■ EXERCISE REQUIREMENTS: Without the pictures, reproduce the records that follow exactly.
===== PROVIDED RECORDS
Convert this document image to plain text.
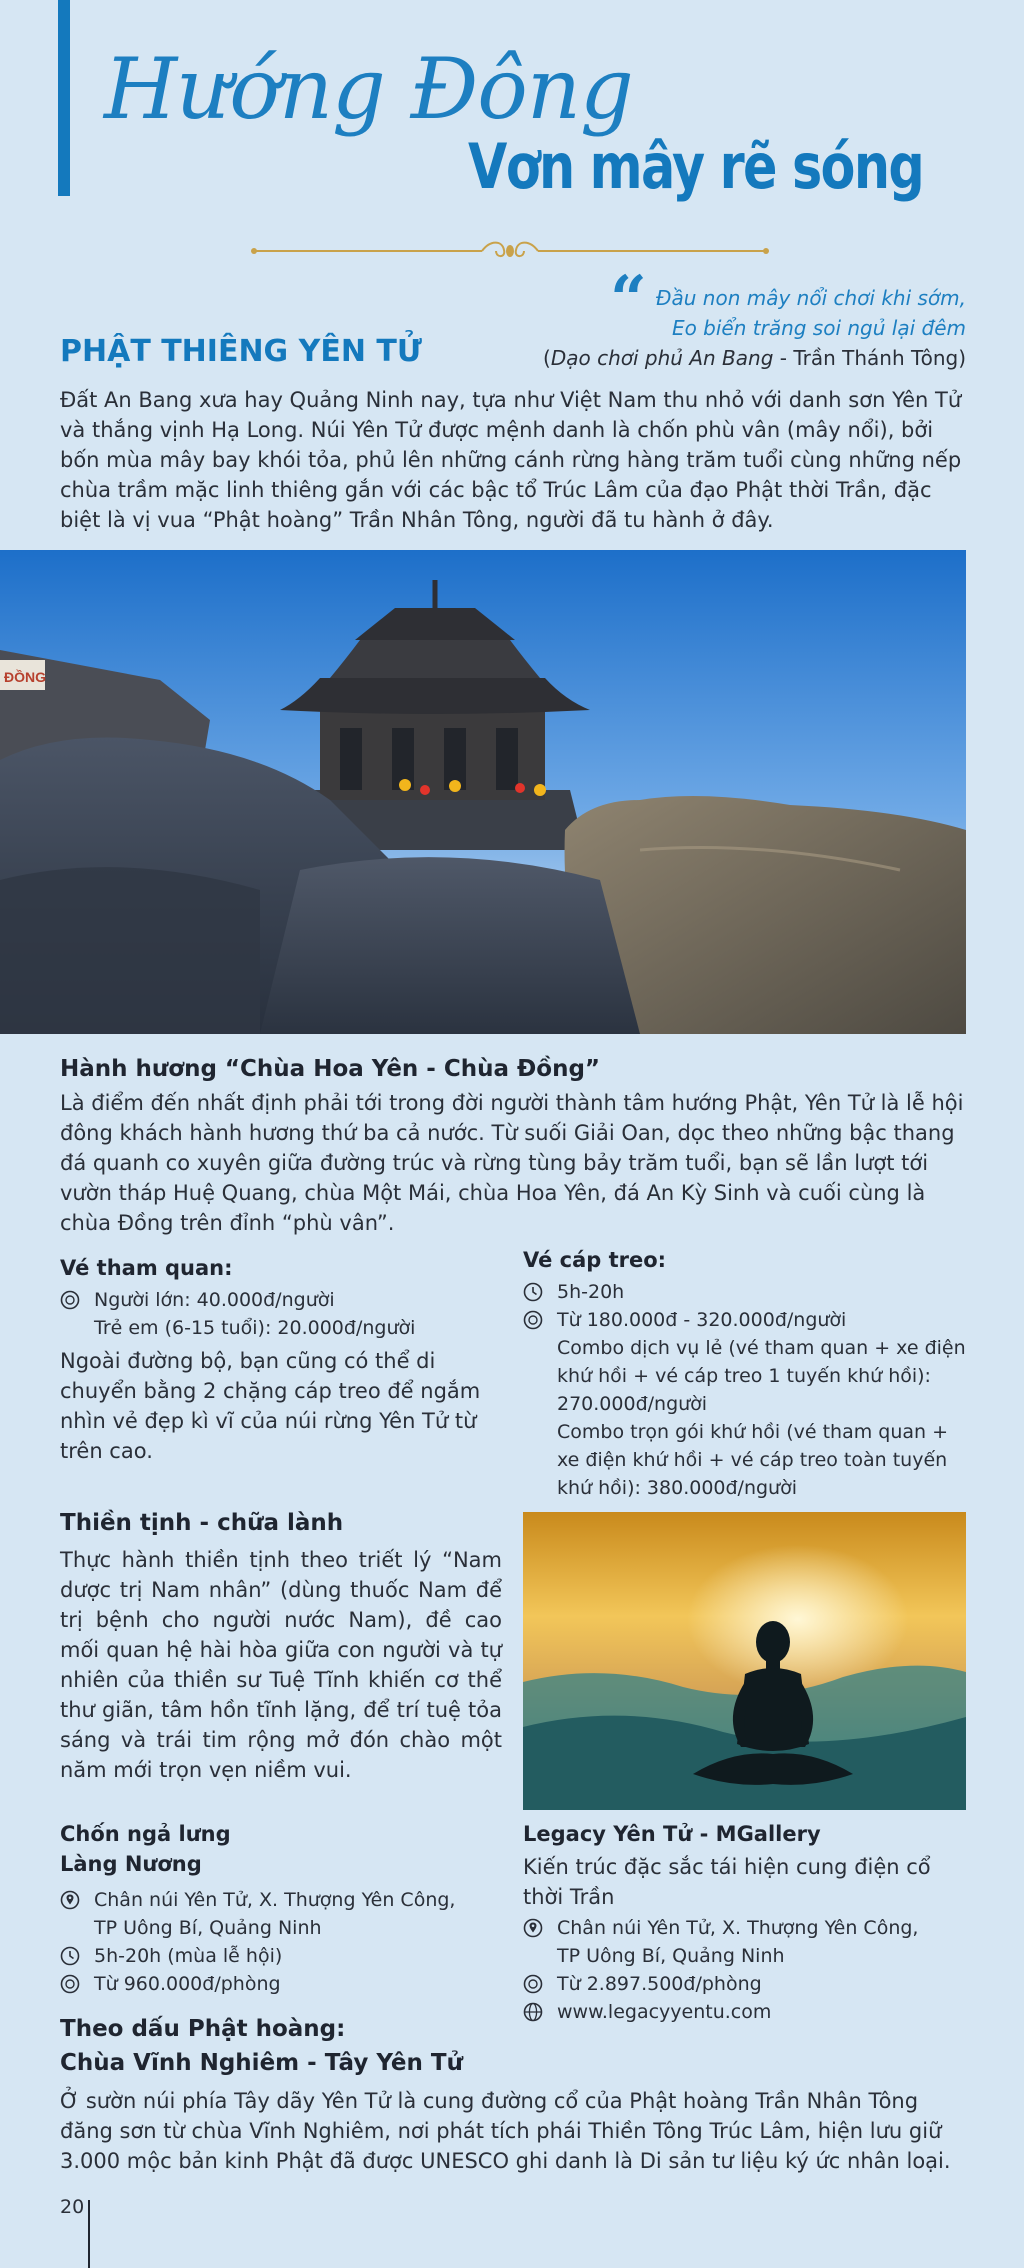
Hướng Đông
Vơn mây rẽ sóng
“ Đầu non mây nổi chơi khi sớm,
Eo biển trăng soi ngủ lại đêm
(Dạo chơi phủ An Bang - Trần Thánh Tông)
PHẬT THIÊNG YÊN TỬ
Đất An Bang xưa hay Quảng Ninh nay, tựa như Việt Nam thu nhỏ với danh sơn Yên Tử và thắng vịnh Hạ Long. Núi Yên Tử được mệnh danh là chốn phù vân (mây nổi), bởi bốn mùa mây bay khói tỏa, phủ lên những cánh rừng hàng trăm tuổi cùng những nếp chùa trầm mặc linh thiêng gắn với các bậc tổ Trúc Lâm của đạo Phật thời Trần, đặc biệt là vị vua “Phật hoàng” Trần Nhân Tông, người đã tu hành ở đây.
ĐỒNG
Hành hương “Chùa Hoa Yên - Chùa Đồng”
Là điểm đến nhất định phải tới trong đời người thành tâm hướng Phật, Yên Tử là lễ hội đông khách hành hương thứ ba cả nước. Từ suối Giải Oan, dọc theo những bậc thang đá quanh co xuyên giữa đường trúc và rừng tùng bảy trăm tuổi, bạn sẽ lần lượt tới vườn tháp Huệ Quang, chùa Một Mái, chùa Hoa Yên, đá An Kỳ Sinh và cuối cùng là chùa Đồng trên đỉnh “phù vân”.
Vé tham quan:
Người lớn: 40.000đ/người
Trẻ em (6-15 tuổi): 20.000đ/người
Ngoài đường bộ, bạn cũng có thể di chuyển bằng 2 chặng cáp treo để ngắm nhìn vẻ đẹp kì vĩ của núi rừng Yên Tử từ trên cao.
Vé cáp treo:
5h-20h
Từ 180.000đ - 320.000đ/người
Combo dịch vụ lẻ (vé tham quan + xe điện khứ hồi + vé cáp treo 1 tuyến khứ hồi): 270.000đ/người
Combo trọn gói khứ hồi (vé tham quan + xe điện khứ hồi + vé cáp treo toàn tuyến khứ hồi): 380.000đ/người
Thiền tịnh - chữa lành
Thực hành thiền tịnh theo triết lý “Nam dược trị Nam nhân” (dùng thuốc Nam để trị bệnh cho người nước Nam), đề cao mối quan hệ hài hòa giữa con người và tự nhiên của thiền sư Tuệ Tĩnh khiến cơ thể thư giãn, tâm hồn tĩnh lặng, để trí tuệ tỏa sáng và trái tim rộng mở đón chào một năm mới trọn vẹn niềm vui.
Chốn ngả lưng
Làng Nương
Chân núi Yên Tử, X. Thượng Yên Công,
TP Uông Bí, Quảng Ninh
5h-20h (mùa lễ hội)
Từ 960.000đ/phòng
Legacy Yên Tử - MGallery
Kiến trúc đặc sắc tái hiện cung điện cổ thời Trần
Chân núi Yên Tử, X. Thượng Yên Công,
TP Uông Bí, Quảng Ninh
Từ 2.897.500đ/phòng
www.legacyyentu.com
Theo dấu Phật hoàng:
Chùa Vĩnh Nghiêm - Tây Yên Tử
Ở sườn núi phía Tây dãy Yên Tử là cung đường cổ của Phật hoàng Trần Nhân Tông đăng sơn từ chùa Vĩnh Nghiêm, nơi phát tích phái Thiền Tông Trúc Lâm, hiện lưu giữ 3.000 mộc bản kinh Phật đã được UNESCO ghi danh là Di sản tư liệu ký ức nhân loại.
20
==========
■ REPLY:
Convert this document image to plain text.
Hướng Đông
Vơn mây rẽ sóng
“ Đầu non mây nổi chơi khi sớm,
Eo biển trăng soi ngủ lại đêm
(Dạo chơi phủ An Bang - Trần Thánh Tông)
PHẬT THIÊNG YÊN TỬ
Đất An Bang xưa hay Quảng Ninh nay, tựa như Việt Nam thu nhỏ với danh sơn Yên Tử và thắng vịnh Hạ Long. Núi Yên Tử được mệnh danh là chốn phù vân (mây nổi), bởi bốn mùa mây bay khói tỏa, phủ lên những cánh rừng hàng trăm tuổi cùng những nếp chùa trầm mặc linh thiêng gắn với các bậc tổ Trúc Lâm của đạo Phật thời Trần, đặc biệt là vị vua “Phật hoàng” Trần Nhân Tông, người đã tu hành ở đây.
ĐỒNG
Hành hương “Chùa Hoa Yên - Chùa Đồng”
Là điểm đến nhất định phải tới trong đời người thành tâm hướng Phật, Yên Tử là lễ hội đông khách hành hương thứ ba cả nước. Từ suối Giải Oan, dọc theo những bậc thang đá quanh co xuyên giữa đường trúc và rừng tùng bảy trăm tuổi, bạn sẽ lần lượt tới vườn tháp Huệ Quang, chùa Một Mái, chùa Hoa Yên, đá An Kỳ Sinh và cuối cùng là chùa Đồng trên đỉnh “phù vân”.
Vé tham quan:
Người lớn: 40.000đ/người
Trẻ em (6-15 tuổi): 20.000đ/người
Ngoài đường bộ, bạn cũng có thể di chuyển bằng 2 chặng cáp treo để ngắm nhìn vẻ đẹp kì vĩ của núi rừng Yên Tử từ trên cao.
Vé cáp treo:
5h-20h
Từ 180.000đ - 320.000đ/người
Combo dịch vụ lẻ (vé tham quan + xe điện khứ hồi + vé cáp treo 1 tuyến khứ hồi): 270.000đ/người
Combo trọn gói khứ hồi (vé tham quan + xe điện khứ hồi + vé cáp treo toàn tuyến khứ hồi): 380.000đ/người
Thiền tịnh - chữa lành
Thực hành thiền tịnh theo triết lý “Nam dược trị Nam nhân” (dùng thuốc Nam để trị bệnh cho người nước Nam), đề cao mối quan hệ hài hòa giữa con người và tự nhiên của thiền sư Tuệ Tĩnh khiến cơ thể thư giãn, tâm hồn tĩnh lặng, để trí tuệ tỏa sáng và trái tim rộng mở đón chào một năm mới trọn vẹn niềm vui.
Chốn ngả lưng
Làng Nương
Chân núi Yên Tử, X. Thượng Yên Công,
TP Uông Bí, Quảng Ninh
5h-20h (mùa lễ hội)
Từ 960.000đ/phòng
Legacy Yên Tử - MGallery
Kiến trúc đặc sắc tái hiện cung điện cổ thời Trần
Chân núi Yên Tử, X. Thượng Yên Công,
TP Uông Bí, Quảng Ninh
Từ 2.897.500đ/phòng
www.legacyyentu.com
Theo dấu Phật hoàng:
Chùa Vĩnh Nghiêm - Tây Yên Tử
Ở sườn núi phía Tây dãy Yên Tử là cung đường cổ của Phật hoàng Trần Nhân Tông đăng sơn từ chùa Vĩnh Nghiêm, nơi phát tích phái Thiền Tông Trúc Lâm, hiện lưu giữ 3.000 mộc bản kinh Phật đã được UNESCO ghi danh là Di sản tư liệu ký ức nhân loại.
20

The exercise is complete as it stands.